DATA SHOWN:
= = = = = = =

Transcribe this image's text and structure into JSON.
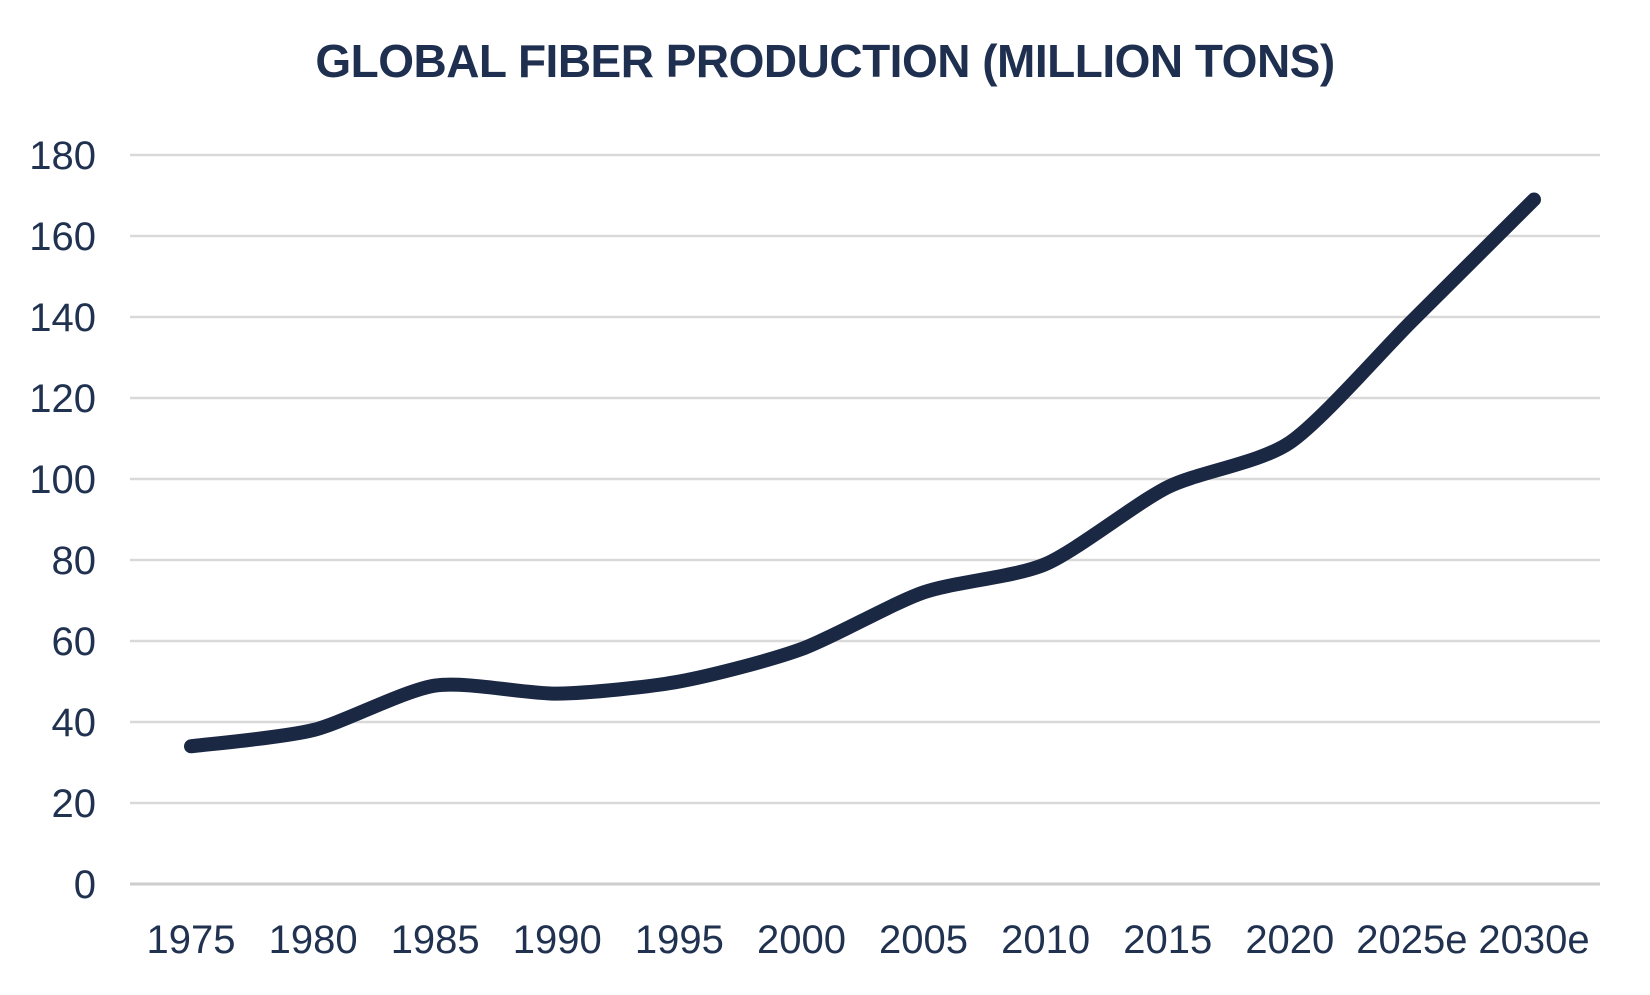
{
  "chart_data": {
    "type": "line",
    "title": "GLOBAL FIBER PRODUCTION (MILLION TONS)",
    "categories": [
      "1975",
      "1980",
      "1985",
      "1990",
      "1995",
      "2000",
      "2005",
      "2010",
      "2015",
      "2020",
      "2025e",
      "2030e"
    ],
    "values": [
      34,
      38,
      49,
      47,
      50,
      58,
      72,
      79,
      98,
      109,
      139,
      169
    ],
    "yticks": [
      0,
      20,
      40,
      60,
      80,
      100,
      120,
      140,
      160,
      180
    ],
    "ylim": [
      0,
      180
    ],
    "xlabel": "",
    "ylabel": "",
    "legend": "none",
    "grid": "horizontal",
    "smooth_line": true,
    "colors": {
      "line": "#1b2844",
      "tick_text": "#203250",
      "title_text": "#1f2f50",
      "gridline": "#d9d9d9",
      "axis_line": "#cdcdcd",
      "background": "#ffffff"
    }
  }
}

= = = = = = =

TO BE DONE:
Print all of the records shown above exactly, leaving out each picture.

ANSWER TO THE EXERCISE:
Transcribe this image's text and structure into JSON.
{
  "chart_data": {
    "type": "line",
    "title": "GLOBAL FIBER PRODUCTION (MILLION TONS)",
    "categories": [
      "1975",
      "1980",
      "1985",
      "1990",
      "1995",
      "2000",
      "2005",
      "2010",
      "2015",
      "2020",
      "2025e",
      "2030e"
    ],
    "values": [
      34,
      38,
      49,
      47,
      50,
      58,
      72,
      79,
      98,
      109,
      139,
      169
    ],
    "yticks": [
      0,
      20,
      40,
      60,
      80,
      100,
      120,
      140,
      160,
      180
    ],
    "ylim": [
      0,
      180
    ],
    "xlabel": "",
    "ylabel": "",
    "legend": "none",
    "grid": "horizontal",
    "smooth_line": true,
    "colors": {
      "line": "#1b2844",
      "tick_text": "#203250",
      "title_text": "#1f2f50",
      "gridline": "#d9d9d9",
      "axis_line": "#cdcdcd",
      "background": "#ffffff"
    }
  }
}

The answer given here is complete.